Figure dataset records
####################
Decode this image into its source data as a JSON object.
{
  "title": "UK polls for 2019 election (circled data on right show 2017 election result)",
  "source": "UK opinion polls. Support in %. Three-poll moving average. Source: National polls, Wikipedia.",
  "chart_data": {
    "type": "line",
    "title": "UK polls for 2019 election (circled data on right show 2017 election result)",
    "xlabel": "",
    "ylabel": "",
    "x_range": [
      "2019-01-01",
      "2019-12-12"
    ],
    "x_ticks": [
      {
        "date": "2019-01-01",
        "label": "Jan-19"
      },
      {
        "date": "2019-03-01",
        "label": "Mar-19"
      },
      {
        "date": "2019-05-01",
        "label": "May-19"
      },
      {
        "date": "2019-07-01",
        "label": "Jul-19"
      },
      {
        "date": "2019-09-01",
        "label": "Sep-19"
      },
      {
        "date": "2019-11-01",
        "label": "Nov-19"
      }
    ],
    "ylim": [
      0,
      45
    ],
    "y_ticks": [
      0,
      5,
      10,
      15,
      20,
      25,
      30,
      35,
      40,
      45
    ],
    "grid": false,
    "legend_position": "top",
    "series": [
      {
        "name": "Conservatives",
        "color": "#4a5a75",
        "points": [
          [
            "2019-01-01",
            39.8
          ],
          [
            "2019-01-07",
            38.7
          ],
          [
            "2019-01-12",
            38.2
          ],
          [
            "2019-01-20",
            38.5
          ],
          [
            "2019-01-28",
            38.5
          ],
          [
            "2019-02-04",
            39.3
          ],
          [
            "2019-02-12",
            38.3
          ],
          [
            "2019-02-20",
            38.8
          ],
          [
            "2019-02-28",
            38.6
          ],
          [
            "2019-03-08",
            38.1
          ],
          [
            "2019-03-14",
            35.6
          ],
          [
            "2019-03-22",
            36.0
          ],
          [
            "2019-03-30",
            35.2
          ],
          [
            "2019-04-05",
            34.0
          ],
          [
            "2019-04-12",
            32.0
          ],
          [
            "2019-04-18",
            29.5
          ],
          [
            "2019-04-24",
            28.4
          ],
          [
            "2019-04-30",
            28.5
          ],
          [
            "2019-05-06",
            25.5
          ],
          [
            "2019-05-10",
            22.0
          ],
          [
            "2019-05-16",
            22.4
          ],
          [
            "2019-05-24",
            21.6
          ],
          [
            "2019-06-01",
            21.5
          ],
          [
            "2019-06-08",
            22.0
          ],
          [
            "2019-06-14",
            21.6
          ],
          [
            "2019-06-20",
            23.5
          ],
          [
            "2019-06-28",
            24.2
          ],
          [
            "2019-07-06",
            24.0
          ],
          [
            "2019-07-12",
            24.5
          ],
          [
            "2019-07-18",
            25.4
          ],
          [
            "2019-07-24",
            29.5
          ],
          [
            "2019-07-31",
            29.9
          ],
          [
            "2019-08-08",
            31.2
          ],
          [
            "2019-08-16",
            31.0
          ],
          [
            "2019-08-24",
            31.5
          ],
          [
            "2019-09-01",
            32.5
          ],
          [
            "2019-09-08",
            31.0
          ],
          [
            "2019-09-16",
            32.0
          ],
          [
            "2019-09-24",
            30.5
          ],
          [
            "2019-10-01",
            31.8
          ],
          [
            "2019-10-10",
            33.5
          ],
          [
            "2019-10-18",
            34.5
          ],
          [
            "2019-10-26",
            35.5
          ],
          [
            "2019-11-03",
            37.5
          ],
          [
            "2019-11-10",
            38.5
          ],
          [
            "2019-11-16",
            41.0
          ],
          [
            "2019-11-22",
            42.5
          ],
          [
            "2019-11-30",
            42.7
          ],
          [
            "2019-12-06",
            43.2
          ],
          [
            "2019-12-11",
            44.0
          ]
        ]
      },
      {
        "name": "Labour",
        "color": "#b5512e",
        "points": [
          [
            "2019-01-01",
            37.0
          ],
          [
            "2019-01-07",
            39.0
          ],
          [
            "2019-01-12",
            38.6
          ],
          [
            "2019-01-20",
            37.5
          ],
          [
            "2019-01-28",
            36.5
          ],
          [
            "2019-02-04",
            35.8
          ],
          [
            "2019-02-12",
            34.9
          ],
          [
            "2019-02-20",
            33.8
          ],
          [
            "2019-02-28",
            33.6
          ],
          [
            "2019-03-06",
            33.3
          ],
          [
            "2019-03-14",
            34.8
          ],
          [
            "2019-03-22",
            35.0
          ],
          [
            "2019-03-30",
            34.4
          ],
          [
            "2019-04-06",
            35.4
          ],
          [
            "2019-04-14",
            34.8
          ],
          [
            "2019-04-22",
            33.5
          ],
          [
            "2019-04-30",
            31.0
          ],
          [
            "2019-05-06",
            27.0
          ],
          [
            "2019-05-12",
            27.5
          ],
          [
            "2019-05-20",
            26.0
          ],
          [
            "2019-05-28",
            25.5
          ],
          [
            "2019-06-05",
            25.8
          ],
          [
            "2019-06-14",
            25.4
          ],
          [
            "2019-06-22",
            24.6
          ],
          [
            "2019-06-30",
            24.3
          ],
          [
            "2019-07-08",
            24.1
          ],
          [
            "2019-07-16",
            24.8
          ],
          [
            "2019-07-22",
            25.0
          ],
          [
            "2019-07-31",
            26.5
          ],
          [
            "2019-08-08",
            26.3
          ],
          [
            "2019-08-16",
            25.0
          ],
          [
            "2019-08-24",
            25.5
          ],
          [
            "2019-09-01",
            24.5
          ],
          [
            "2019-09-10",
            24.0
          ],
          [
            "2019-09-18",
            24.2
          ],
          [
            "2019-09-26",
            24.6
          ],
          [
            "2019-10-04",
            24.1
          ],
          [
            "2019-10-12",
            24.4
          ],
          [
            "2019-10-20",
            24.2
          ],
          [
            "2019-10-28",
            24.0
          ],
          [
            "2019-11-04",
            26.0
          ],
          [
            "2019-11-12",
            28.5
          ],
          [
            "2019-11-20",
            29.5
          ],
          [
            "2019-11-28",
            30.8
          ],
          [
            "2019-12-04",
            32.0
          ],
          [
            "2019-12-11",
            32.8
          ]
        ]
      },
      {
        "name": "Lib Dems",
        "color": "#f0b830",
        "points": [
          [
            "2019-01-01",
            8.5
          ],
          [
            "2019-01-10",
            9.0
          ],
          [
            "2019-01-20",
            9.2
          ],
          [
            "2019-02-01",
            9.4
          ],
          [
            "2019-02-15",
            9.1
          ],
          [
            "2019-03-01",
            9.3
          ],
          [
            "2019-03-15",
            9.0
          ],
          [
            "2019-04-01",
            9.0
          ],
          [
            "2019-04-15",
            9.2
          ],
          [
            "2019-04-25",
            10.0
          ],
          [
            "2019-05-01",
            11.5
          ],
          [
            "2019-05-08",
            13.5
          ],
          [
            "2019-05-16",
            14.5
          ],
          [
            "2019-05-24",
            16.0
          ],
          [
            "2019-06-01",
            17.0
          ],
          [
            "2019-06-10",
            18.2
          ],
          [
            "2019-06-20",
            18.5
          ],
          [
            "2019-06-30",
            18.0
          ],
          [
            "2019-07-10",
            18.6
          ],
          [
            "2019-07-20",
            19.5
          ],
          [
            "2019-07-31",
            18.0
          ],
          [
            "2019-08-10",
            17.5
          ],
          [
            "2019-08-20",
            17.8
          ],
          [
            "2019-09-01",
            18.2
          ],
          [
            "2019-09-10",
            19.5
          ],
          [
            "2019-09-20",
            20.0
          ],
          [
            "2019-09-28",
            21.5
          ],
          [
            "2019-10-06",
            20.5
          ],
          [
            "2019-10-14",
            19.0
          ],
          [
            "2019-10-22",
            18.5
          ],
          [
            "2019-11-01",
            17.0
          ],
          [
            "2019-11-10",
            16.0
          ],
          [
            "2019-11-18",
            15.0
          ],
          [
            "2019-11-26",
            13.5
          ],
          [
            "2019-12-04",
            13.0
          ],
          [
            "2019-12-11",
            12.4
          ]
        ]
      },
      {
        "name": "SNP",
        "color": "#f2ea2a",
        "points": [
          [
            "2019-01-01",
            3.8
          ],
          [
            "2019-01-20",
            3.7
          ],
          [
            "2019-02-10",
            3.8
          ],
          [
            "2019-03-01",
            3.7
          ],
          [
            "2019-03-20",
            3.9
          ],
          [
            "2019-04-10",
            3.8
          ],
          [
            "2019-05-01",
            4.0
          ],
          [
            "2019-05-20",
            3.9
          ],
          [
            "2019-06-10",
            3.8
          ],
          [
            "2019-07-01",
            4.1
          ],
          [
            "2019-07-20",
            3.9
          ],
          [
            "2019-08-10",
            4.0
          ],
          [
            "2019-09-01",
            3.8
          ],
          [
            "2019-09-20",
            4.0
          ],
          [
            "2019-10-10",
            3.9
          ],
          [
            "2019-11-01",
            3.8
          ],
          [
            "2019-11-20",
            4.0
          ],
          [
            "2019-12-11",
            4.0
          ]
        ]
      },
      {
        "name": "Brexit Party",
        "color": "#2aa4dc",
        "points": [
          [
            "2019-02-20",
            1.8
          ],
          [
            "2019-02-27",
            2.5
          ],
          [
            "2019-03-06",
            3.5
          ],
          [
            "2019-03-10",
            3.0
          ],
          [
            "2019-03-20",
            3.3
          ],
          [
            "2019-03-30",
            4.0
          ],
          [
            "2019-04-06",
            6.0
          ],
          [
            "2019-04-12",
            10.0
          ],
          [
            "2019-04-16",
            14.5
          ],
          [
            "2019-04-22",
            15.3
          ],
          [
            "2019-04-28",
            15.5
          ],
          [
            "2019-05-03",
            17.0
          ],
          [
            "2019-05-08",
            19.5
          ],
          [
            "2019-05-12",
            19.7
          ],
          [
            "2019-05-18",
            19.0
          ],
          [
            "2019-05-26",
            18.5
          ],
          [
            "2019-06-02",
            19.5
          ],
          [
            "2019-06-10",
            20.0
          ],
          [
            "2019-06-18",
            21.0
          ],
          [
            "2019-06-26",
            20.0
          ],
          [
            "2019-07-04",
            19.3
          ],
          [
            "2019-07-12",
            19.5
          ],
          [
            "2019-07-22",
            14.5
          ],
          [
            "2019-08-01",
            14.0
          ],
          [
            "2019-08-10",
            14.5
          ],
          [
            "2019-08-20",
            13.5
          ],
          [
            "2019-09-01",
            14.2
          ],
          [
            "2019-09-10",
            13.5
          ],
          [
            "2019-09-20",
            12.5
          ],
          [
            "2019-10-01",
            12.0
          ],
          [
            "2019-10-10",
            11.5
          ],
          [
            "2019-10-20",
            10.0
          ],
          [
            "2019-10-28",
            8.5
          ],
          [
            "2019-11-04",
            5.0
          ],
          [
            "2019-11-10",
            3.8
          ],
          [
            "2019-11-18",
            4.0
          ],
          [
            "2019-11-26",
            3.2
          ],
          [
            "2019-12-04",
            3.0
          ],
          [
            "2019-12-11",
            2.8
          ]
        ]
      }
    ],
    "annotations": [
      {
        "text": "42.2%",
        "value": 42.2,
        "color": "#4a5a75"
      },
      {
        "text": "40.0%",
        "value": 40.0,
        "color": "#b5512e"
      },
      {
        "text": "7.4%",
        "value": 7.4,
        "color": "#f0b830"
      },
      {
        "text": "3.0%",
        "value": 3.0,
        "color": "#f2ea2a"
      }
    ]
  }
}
####################
# [Task goal]
Extract all lines from the data in which "source" is found.

# [Final result]
Decode this image into its source data as a JSON object.
  "source": "UK opinion polls. Support in %. Three-poll moving average. Source: National polls, Wikipedia.",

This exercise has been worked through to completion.